Some records
======
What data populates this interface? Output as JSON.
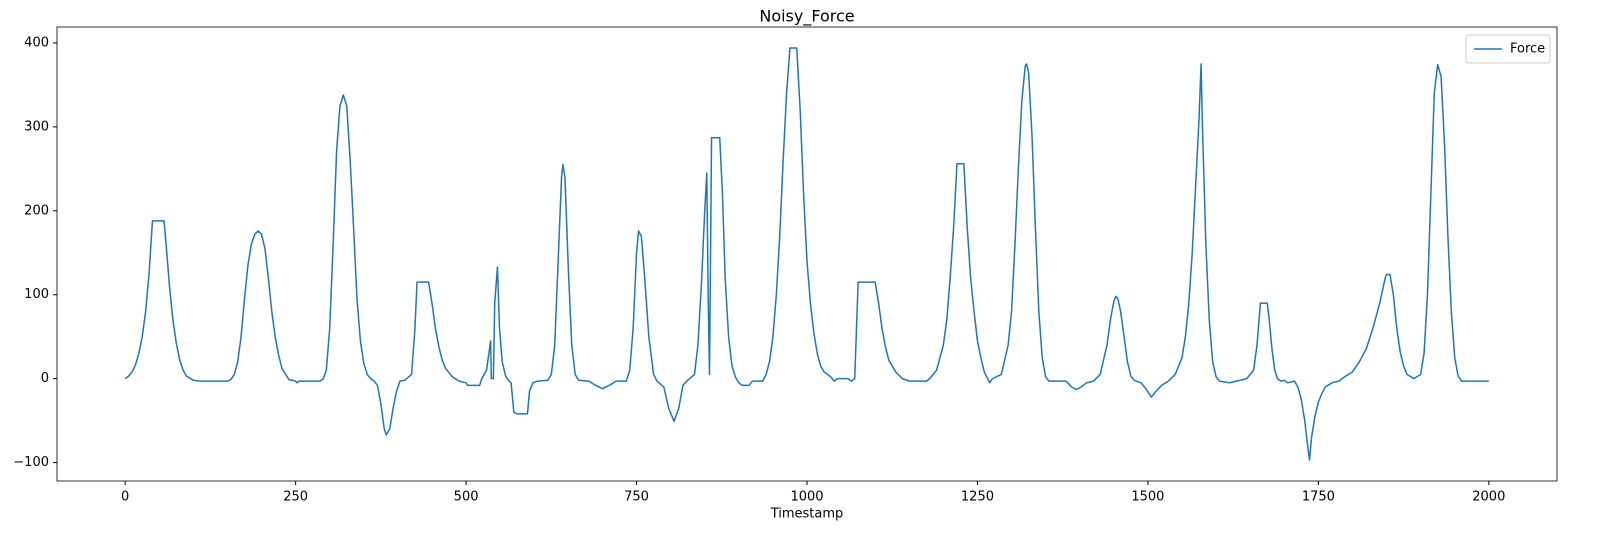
{
  "chart_data": {
    "type": "line",
    "title": "Noisy_Force",
    "xlabel": "Timestamp",
    "x": [
      0,
      5,
      10,
      15,
      20,
      25,
      30,
      35,
      40,
      57,
      60,
      65,
      70,
      75,
      80,
      85,
      90,
      100,
      110,
      150,
      155,
      160,
      165,
      170,
      175,
      180,
      185,
      190,
      195,
      200,
      205,
      210,
      215,
      220,
      225,
      230,
      240,
      250,
      252,
      255,
      285,
      290,
      295,
      300,
      305,
      310,
      315,
      320,
      325,
      330,
      335,
      340,
      345,
      350,
      355,
      360,
      365,
      370,
      375,
      380,
      383,
      388,
      393,
      398,
      403,
      410,
      420,
      425,
      428,
      445,
      450,
      455,
      460,
      465,
      470,
      480,
      490,
      500,
      502,
      520,
      523,
      530,
      536,
      537,
      540,
      542,
      546,
      549,
      553,
      558,
      562,
      566,
      570,
      575,
      590,
      593,
      598,
      605,
      620,
      625,
      630,
      635,
      640,
      642,
      645,
      650,
      655,
      660,
      665,
      680,
      690,
      700,
      710,
      720,
      735,
      740,
      745,
      750,
      753,
      757,
      762,
      768,
      775,
      780,
      790,
      797,
      805,
      812,
      818,
      825,
      835,
      840,
      845,
      850,
      853,
      855,
      857,
      860,
      872,
      876,
      880,
      885,
      890,
      895,
      900,
      905,
      915,
      920,
      935,
      940,
      945,
      950,
      955,
      960,
      965,
      970,
      975,
      985,
      990,
      995,
      1000,
      1005,
      1010,
      1015,
      1020,
      1025,
      1035,
      1040,
      1045,
      1060,
      1065,
      1070,
      1075,
      1100,
      1105,
      1110,
      1115,
      1120,
      1130,
      1140,
      1150,
      1175,
      1180,
      1190,
      1200,
      1205,
      1210,
      1215,
      1220,
      1230,
      1235,
      1240,
      1245,
      1250,
      1255,
      1260,
      1265,
      1268,
      1272,
      1285,
      1295,
      1300,
      1305,
      1310,
      1315,
      1320,
      1322,
      1325,
      1330,
      1335,
      1340,
      1345,
      1350,
      1355,
      1380,
      1388,
      1395,
      1402,
      1410,
      1420,
      1430,
      1440,
      1445,
      1450,
      1453,
      1456,
      1460,
      1465,
      1470,
      1475,
      1480,
      1490,
      1497,
      1505,
      1512,
      1520,
      1530,
      1540,
      1550,
      1555,
      1560,
      1565,
      1570,
      1575,
      1578,
      1580,
      1585,
      1590,
      1595,
      1600,
      1605,
      1620,
      1630,
      1645,
      1655,
      1660,
      1665,
      1675,
      1678,
      1682,
      1686,
      1690,
      1695,
      1700,
      1705,
      1715,
      1720,
      1725,
      1730,
      1735,
      1737,
      1740,
      1745,
      1750,
      1755,
      1760,
      1770,
      1780,
      1790,
      1800,
      1810,
      1820,
      1830,
      1840,
      1848,
      1850,
      1855,
      1860,
      1865,
      1870,
      1875,
      1880,
      1890,
      1900,
      1905,
      1910,
      1915,
      1920,
      1925,
      1930,
      1935,
      1940,
      1945,
      1950,
      1955,
      1960,
      2000
    ],
    "series": [
      {
        "name": "Force",
        "color": "#1f77b4",
        "values": [
          0,
          3,
          8,
          16,
          30,
          50,
          80,
          125,
          188,
          188,
          160,
          110,
          70,
          42,
          22,
          10,
          3,
          -2,
          -3,
          -3,
          -1,
          5,
          20,
          50,
          95,
          135,
          160,
          172,
          176,
          172,
          155,
          120,
          80,
          50,
          28,
          12,
          -1,
          -3,
          -5,
          -3,
          -3,
          -1,
          10,
          60,
          160,
          270,
          325,
          338,
          325,
          260,
          180,
          95,
          45,
          18,
          5,
          0,
          -3,
          -8,
          -30,
          -60,
          -67,
          -60,
          -35,
          -15,
          -3,
          -2,
          5,
          60,
          115,
          115,
          90,
          60,
          38,
          22,
          12,
          2,
          -3,
          -5,
          -8,
          -8,
          0,
          10,
          45,
          0,
          0,
          90,
          133,
          60,
          20,
          3,
          -2,
          -5,
          -40,
          -42,
          -42,
          -15,
          -5,
          -3,
          -2,
          5,
          40,
          140,
          240,
          255,
          240,
          130,
          40,
          5,
          -2,
          -3,
          -8,
          -12,
          -8,
          -3,
          -3,
          10,
          60,
          150,
          176,
          170,
          120,
          50,
          5,
          -3,
          -10,
          -35,
          -51,
          -35,
          -8,
          -2,
          5,
          40,
          110,
          200,
          245,
          100,
          5,
          287,
          287,
          220,
          120,
          50,
          15,
          2,
          -5,
          -8,
          -8,
          -3,
          -3,
          5,
          20,
          50,
          100,
          170,
          260,
          340,
          394,
          394,
          320,
          220,
          140,
          90,
          55,
          30,
          15,
          8,
          2,
          -3,
          0,
          0,
          -3,
          0,
          115,
          115,
          90,
          60,
          38,
          22,
          8,
          0,
          -3,
          -3,
          0,
          10,
          40,
          70,
          120,
          180,
          256,
          256,
          180,
          120,
          80,
          45,
          25,
          8,
          0,
          -5,
          0,
          5,
          40,
          80,
          160,
          250,
          330,
          372,
          375,
          365,
          290,
          180,
          80,
          25,
          2,
          -3,
          -3,
          -10,
          -13,
          -10,
          -5,
          -3,
          5,
          40,
          70,
          92,
          98,
          95,
          80,
          50,
          20,
          3,
          -2,
          -5,
          -12,
          -22,
          -15,
          -8,
          -3,
          5,
          25,
          50,
          90,
          150,
          230,
          310,
          375,
          300,
          160,
          70,
          20,
          2,
          -3,
          -5,
          -3,
          0,
          10,
          40,
          90,
          90,
          70,
          35,
          10,
          0,
          -3,
          -2,
          -5,
          -3,
          -10,
          -25,
          -50,
          -85,
          -97,
          -70,
          -45,
          -28,
          -18,
          -10,
          -5,
          -3,
          3,
          8,
          20,
          35,
          60,
          90,
          120,
          124,
          124,
          100,
          60,
          32,
          15,
          5,
          0,
          5,
          30,
          100,
          220,
          340,
          374,
          360,
          280,
          170,
          80,
          25,
          3,
          -3,
          -3
        ]
      }
    ],
    "xlim": [
      -100,
      2100
    ],
    "ylim": [
      -122,
      419
    ],
    "xticks": [
      0,
      250,
      500,
      750,
      1000,
      1250,
      1500,
      1750,
      2000
    ],
    "yticks": [
      {
        "value": -100,
        "label": "−100"
      },
      0,
      100,
      200,
      300,
      400
    ],
    "legend": "upper right",
    "grid": false
  }
}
======
* [Challenge]:
Transcribe every line in the entries above, taking out only the images.

* [Output of the exercise]:
What data populates this interface? Output as JSON.
{
  "chart_data": {
    "type": "line",
    "title": "Noisy_Force",
    "xlabel": "Timestamp",
    "x": [
      0,
      5,
      10,
      15,
      20,
      25,
      30,
      35,
      40,
      57,
      60,
      65,
      70,
      75,
      80,
      85,
      90,
      100,
      110,
      150,
      155,
      160,
      165,
      170,
      175,
      180,
      185,
      190,
      195,
      200,
      205,
      210,
      215,
      220,
      225,
      230,
      240,
      250,
      252,
      255,
      285,
      290,
      295,
      300,
      305,
      310,
      315,
      320,
      325,
      330,
      335,
      340,
      345,
      350,
      355,
      360,
      365,
      370,
      375,
      380,
      383,
      388,
      393,
      398,
      403,
      410,
      420,
      425,
      428,
      445,
      450,
      455,
      460,
      465,
      470,
      480,
      490,
      500,
      502,
      520,
      523,
      530,
      536,
      537,
      540,
      542,
      546,
      549,
      553,
      558,
      562,
      566,
      570,
      575,
      590,
      593,
      598,
      605,
      620,
      625,
      630,
      635,
      640,
      642,
      645,
      650,
      655,
      660,
      665,
      680,
      690,
      700,
      710,
      720,
      735,
      740,
      745,
      750,
      753,
      757,
      762,
      768,
      775,
      780,
      790,
      797,
      805,
      812,
      818,
      825,
      835,
      840,
      845,
      850,
      853,
      855,
      857,
      860,
      872,
      876,
      880,
      885,
      890,
      895,
      900,
      905,
      915,
      920,
      935,
      940,
      945,
      950,
      955,
      960,
      965,
      970,
      975,
      985,
      990,
      995,
      1000,
      1005,
      1010,
      1015,
      1020,
      1025,
      1035,
      1040,
      1045,
      1060,
      1065,
      1070,
      1075,
      1100,
      1105,
      1110,
      1115,
      1120,
      1130,
      1140,
      1150,
      1175,
      1180,
      1190,
      1200,
      1205,
      1210,
      1215,
      1220,
      1230,
      1235,
      1240,
      1245,
      1250,
      1255,
      1260,
      1265,
      1268,
      1272,
      1285,
      1295,
      1300,
      1305,
      1310,
      1315,
      1320,
      1322,
      1325,
      1330,
      1335,
      1340,
      1345,
      1350,
      1355,
      1380,
      1388,
      1395,
      1402,
      1410,
      1420,
      1430,
      1440,
      1445,
      1450,
      1453,
      1456,
      1460,
      1465,
      1470,
      1475,
      1480,
      1490,
      1497,
      1505,
      1512,
      1520,
      1530,
      1540,
      1550,
      1555,
      1560,
      1565,
      1570,
      1575,
      1578,
      1580,
      1585,
      1590,
      1595,
      1600,
      1605,
      1620,
      1630,
      1645,
      1655,
      1660,
      1665,
      1675,
      1678,
      1682,
      1686,
      1690,
      1695,
      1700,
      1705,
      1715,
      1720,
      1725,
      1730,
      1735,
      1737,
      1740,
      1745,
      1750,
      1755,
      1760,
      1770,
      1780,
      1790,
      1800,
      1810,
      1820,
      1830,
      1840,
      1848,
      1850,
      1855,
      1860,
      1865,
      1870,
      1875,
      1880,
      1890,
      1900,
      1905,
      1910,
      1915,
      1920,
      1925,
      1930,
      1935,
      1940,
      1945,
      1950,
      1955,
      1960,
      2000
    ],
    "series": [
      {
        "name": "Force",
        "color": "#1f77b4",
        "values": [
          0,
          3,
          8,
          16,
          30,
          50,
          80,
          125,
          188,
          188,
          160,
          110,
          70,
          42,
          22,
          10,
          3,
          -2,
          -3,
          -3,
          -1,
          5,
          20,
          50,
          95,
          135,
          160,
          172,
          176,
          172,
          155,
          120,
          80,
          50,
          28,
          12,
          -1,
          -3,
          -5,
          -3,
          -3,
          -1,
          10,
          60,
          160,
          270,
          325,
          338,
          325,
          260,
          180,
          95,
          45,
          18,
          5,
          0,
          -3,
          -8,
          -30,
          -60,
          -67,
          -60,
          -35,
          -15,
          -3,
          -2,
          5,
          60,
          115,
          115,
          90,
          60,
          38,
          22,
          12,
          2,
          -3,
          -5,
          -8,
          -8,
          0,
          10,
          45,
          0,
          0,
          90,
          133,
          60,
          20,
          3,
          -2,
          -5,
          -40,
          -42,
          -42,
          -15,
          -5,
          -3,
          -2,
          5,
          40,
          140,
          240,
          255,
          240,
          130,
          40,
          5,
          -2,
          -3,
          -8,
          -12,
          -8,
          -3,
          -3,
          10,
          60,
          150,
          176,
          170,
          120,
          50,
          5,
          -3,
          -10,
          -35,
          -51,
          -35,
          -8,
          -2,
          5,
          40,
          110,
          200,
          245,
          100,
          5,
          287,
          287,
          220,
          120,
          50,
          15,
          2,
          -5,
          -8,
          -8,
          -3,
          -3,
          5,
          20,
          50,
          100,
          170,
          260,
          340,
          394,
          394,
          320,
          220,
          140,
          90,
          55,
          30,
          15,
          8,
          2,
          -3,
          0,
          0,
          -3,
          0,
          115,
          115,
          90,
          60,
          38,
          22,
          8,
          0,
          -3,
          -3,
          0,
          10,
          40,
          70,
          120,
          180,
          256,
          256,
          180,
          120,
          80,
          45,
          25,
          8,
          0,
          -5,
          0,
          5,
          40,
          80,
          160,
          250,
          330,
          372,
          375,
          365,
          290,
          180,
          80,
          25,
          2,
          -3,
          -3,
          -10,
          -13,
          -10,
          -5,
          -3,
          5,
          40,
          70,
          92,
          98,
          95,
          80,
          50,
          20,
          3,
          -2,
          -5,
          -12,
          -22,
          -15,
          -8,
          -3,
          5,
          25,
          50,
          90,
          150,
          230,
          310,
          375,
          300,
          160,
          70,
          20,
          2,
          -3,
          -5,
          -3,
          0,
          10,
          40,
          90,
          90,
          70,
          35,
          10,
          0,
          -3,
          -2,
          -5,
          -3,
          -10,
          -25,
          -50,
          -85,
          -97,
          -70,
          -45,
          -28,
          -18,
          -10,
          -5,
          -3,
          3,
          8,
          20,
          35,
          60,
          90,
          120,
          124,
          124,
          100,
          60,
          32,
          15,
          5,
          0,
          5,
          30,
          100,
          220,
          340,
          374,
          360,
          280,
          170,
          80,
          25,
          3,
          -3,
          -3
        ]
      }
    ],
    "xlim": [
      -100,
      2100
    ],
    "ylim": [
      -122,
      419
    ],
    "xticks": [
      0,
      250,
      500,
      750,
      1000,
      1250,
      1500,
      1750,
      2000
    ],
    "yticks": [
      {
        "value": -100,
        "label": "−100"
      },
      0,
      100,
      200,
      300,
      400
    ],
    "legend": "upper right",
    "grid": false
  }
}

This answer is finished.